[Begin]

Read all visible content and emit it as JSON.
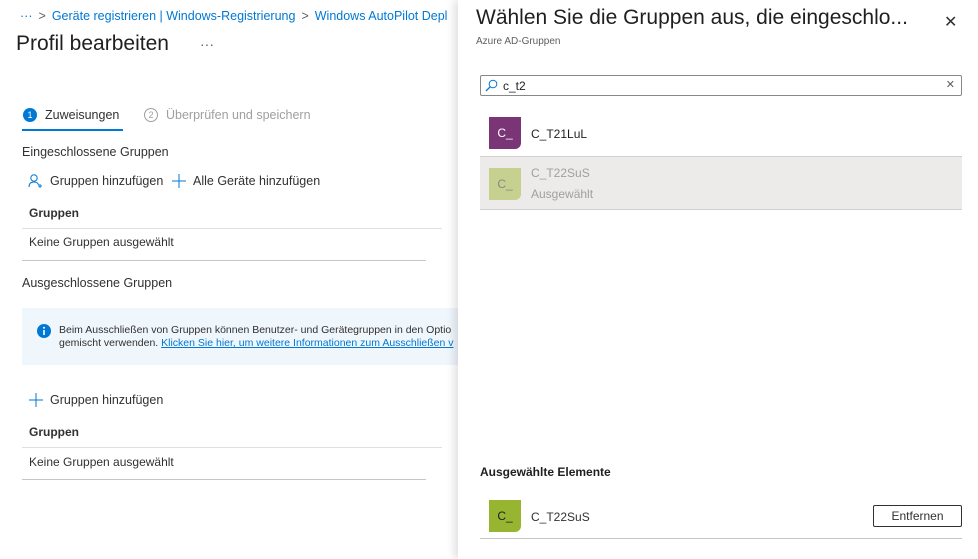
{
  "breadcrumb": {
    "ellipsis": "···",
    "items": [
      "Geräte registrieren | Windows-Registrierung",
      "Windows AutoPilot Depl"
    ]
  },
  "page": {
    "title": "Profil bearbeiten",
    "more": "···"
  },
  "steps": [
    {
      "num": "1",
      "label": "Zuweisungen",
      "active": true
    },
    {
      "num": "2",
      "label": "Überprüfen und speichern",
      "active": false
    }
  ],
  "included": {
    "heading": "Eingeschlossene Gruppen",
    "add_groups": "Gruppen hinzufügen",
    "add_all_devices": "Alle Geräte hinzufügen",
    "column": "Gruppen",
    "empty": "Keine Gruppen ausgewählt"
  },
  "excluded": {
    "heading": "Ausgeschlossene Gruppen",
    "info_line1": "Beim Ausschließen von Gruppen können Benutzer- und Gerätegruppen in den Optio",
    "info_line2": "gemischt verwenden.",
    "info_link": "Klicken Sie hier, um weitere Informationen zum Ausschließen v",
    "add_groups": "Gruppen hinzufügen",
    "column": "Gruppen",
    "empty": "Keine Gruppen ausgewählt"
  },
  "panel": {
    "title": "Wählen Sie die Gruppen aus, die eingeschlo...",
    "subtitle": "Azure AD-Gruppen",
    "search_value": "c_t2",
    "results": [
      {
        "initials": "C_",
        "name": "C_T21LuL",
        "color": "#7a3577"
      },
      {
        "initials": "C_",
        "name": "C_T22SuS",
        "status": "Ausgewählt",
        "color": "#c6d08f"
      }
    ],
    "selected_heading": "Ausgewählte Elemente",
    "selected": [
      {
        "initials": "C_",
        "name": "C_T22SuS",
        "color": "#98b532"
      }
    ],
    "remove_label": "Entfernen"
  },
  "colors": {
    "accent": "#0078d4"
  }
}
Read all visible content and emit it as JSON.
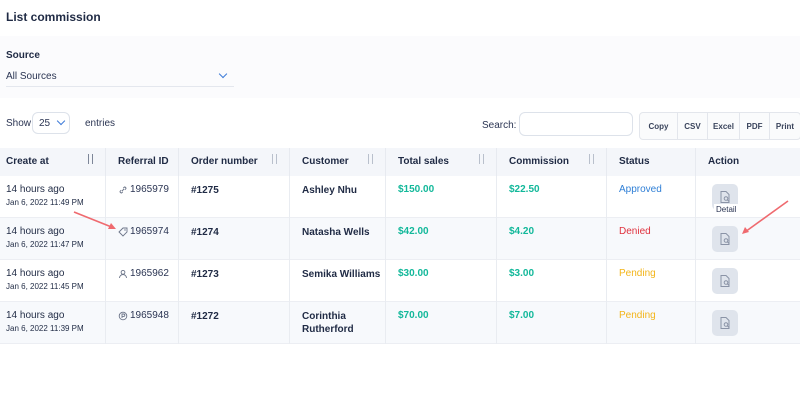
{
  "page": {
    "title": "List commission"
  },
  "filter": {
    "source_label": "Source",
    "source_value": "All Sources"
  },
  "toolbar": {
    "show_label": "Show",
    "entries_value": "25",
    "entries_label": "entries",
    "search_label": "Search:",
    "search_value": "",
    "exports": [
      "Copy",
      "CSV",
      "Excel",
      "PDF",
      "Print"
    ]
  },
  "table": {
    "headers": [
      "Create at",
      "Referral ID",
      "Order number",
      "Customer",
      "Total sales",
      "Commission",
      "Status",
      "Action"
    ],
    "rows": [
      {
        "time": "14 hours ago",
        "date": "Jan 6, 2022 11:49 PM",
        "ref_icon": "link-icon",
        "ref_id": "1965979",
        "order": "#1275",
        "customer": "Ashley Nhu",
        "total": "$150.00",
        "commission": "$22.50",
        "status": "Approved",
        "status_color": "#2f7fd6"
      },
      {
        "time": "14 hours ago",
        "date": "Jan 6, 2022 11:47 PM",
        "ref_icon": "tag-icon",
        "ref_id": "1965974",
        "order": "#1274",
        "customer": "Natasha Wells",
        "total": "$42.00",
        "commission": "$4.20",
        "status": "Denied",
        "status_color": "#e0313d"
      },
      {
        "time": "14 hours ago",
        "date": "Jan 6, 2022 11:45 PM",
        "ref_icon": "user-icon",
        "ref_id": "1965962",
        "order": "#1273",
        "customer": "Semika Williams",
        "total": "$30.00",
        "commission": "$3.00",
        "status": "Pending",
        "status_color": "#f3b51a"
      },
      {
        "time": "14 hours ago",
        "date": "Jan 6, 2022 11:39 PM",
        "ref_icon": "coupon-icon",
        "ref_id": "1965948",
        "order": "#1272",
        "customer": "Corinthia\nRutherford",
        "total": "$70.00",
        "commission": "$7.00",
        "status": "Pending",
        "status_color": "#f3b51a"
      }
    ]
  },
  "tooltip": {
    "text": "Detail"
  },
  "colors": {
    "accent": "#3e7bd8",
    "green": "#12b89a",
    "arrow": "#ef6a6f"
  }
}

[End]

**Problem:**
All records must be output exactly as they are, except for the pictures, which are left out.

**Task output:**
Read all visible content and emit it as JSON.
{
  "breadcrumb": {
    "ellipsis": "···",
    "items": [
      "Geräte registrieren | Windows-Registrierung",
      "Windows AutoPilot Depl"
    ]
  },
  "page": {
    "title": "Profil bearbeiten",
    "more": "···"
  },
  "steps": [
    {
      "num": "1",
      "label": "Zuweisungen",
      "active": true
    },
    {
      "num": "2",
      "label": "Überprüfen und speichern",
      "active": false
    }
  ],
  "included": {
    "heading": "Eingeschlossene Gruppen",
    "add_groups": "Gruppen hinzufügen",
    "add_all_devices": "Alle Geräte hinzufügen",
    "column": "Gruppen",
    "empty": "Keine Gruppen ausgewählt"
  },
  "excluded": {
    "heading": "Ausgeschlossene Gruppen",
    "info_line1": "Beim Ausschließen von Gruppen können Benutzer- und Gerätegruppen in den Optio",
    "info_line2": "gemischt verwenden.",
    "info_link": "Klicken Sie hier, um weitere Informationen zum Ausschließen v",
    "add_groups": "Gruppen hinzufügen",
    "column": "Gruppen",
    "empty": "Keine Gruppen ausgewählt"
  },
  "panel": {
    "title": "Wählen Sie die Gruppen aus, die eingeschlo...",
    "subtitle": "Azure AD-Gruppen",
    "search_value": "c_t2",
    "results": [
      {
        "initials": "C_",
        "name": "C_T21LuL",
        "color": "#7a3577"
      },
      {
        "initials": "C_",
        "name": "C_T22SuS",
        "status": "Ausgewählt",
        "color": "#c6d08f"
      }
    ],
    "selected_heading": "Ausgewählte Elemente",
    "selected": [
      {
        "initials": "C_",
        "name": "C_T22SuS",
        "color": "#98b532"
      }
    ],
    "remove_label": "Entfernen"
  },
  "colors": {
    "accent": "#0078d4"
  }
}
Read all visible content and emit it as JSON.
{
  "page": {
    "title": "List commission"
  },
  "filter": {
    "source_label": "Source",
    "source_value": "All Sources"
  },
  "toolbar": {
    "show_label": "Show",
    "entries_value": "25",
    "entries_label": "entries",
    "search_label": "Search:",
    "search_value": "",
    "exports": [
      "Copy",
      "CSV",
      "Excel",
      "PDF",
      "Print"
    ]
  },
  "table": {
    "headers": [
      "Create at",
      "Referral ID",
      "Order number",
      "Customer",
      "Total sales",
      "Commission",
      "Status",
      "Action"
    ],
    "rows": [
      {
        "time": "14 hours ago",
        "date": "Jan 6, 2022 11:49 PM",
        "ref_icon": "link-icon",
        "ref_id": "1965979",
        "order": "#1275",
        "customer": "Ashley Nhu",
        "total": "$150.00",
        "commission": "$22.50",
        "status": "Approved",
        "status_color": "#2f7fd6"
      },
      {
        "time": "14 hours ago",
        "date": "Jan 6, 2022 11:47 PM",
        "ref_icon": "tag-icon",
        "ref_id": "1965974",
        "order": "#1274",
        "customer": "Natasha Wells",
        "total": "$42.00",
        "commission": "$4.20",
        "status": "Denied",
        "status_color": "#e0313d"
      },
      {
        "time": "14 hours ago",
        "date": "Jan 6, 2022 11:45 PM",
        "ref_icon": "user-icon",
        "ref_id": "1965962",
        "order": "#1273",
        "customer": "Semika Williams",
        "total": "$30.00",
        "commission": "$3.00",
        "status": "Pending",
        "status_color": "#f3b51a"
      },
      {
        "time": "14 hours ago",
        "date": "Jan 6, 2022 11:39 PM",
        "ref_icon": "coupon-icon",
        "ref_id": "1965948",
        "order": "#1272",
        "customer": "Corinthia\nRutherford",
        "total": "$70.00",
        "commission": "$7.00",
        "status": "Pending",
        "status_color": "#f3b51a"
      }
    ]
  },
  "tooltip": {
    "text": "Detail"
  },
  "colors": {
    "accent": "#3e7bd8",
    "green": "#12b89a",
    "arrow": "#ef6a6f"
  }
}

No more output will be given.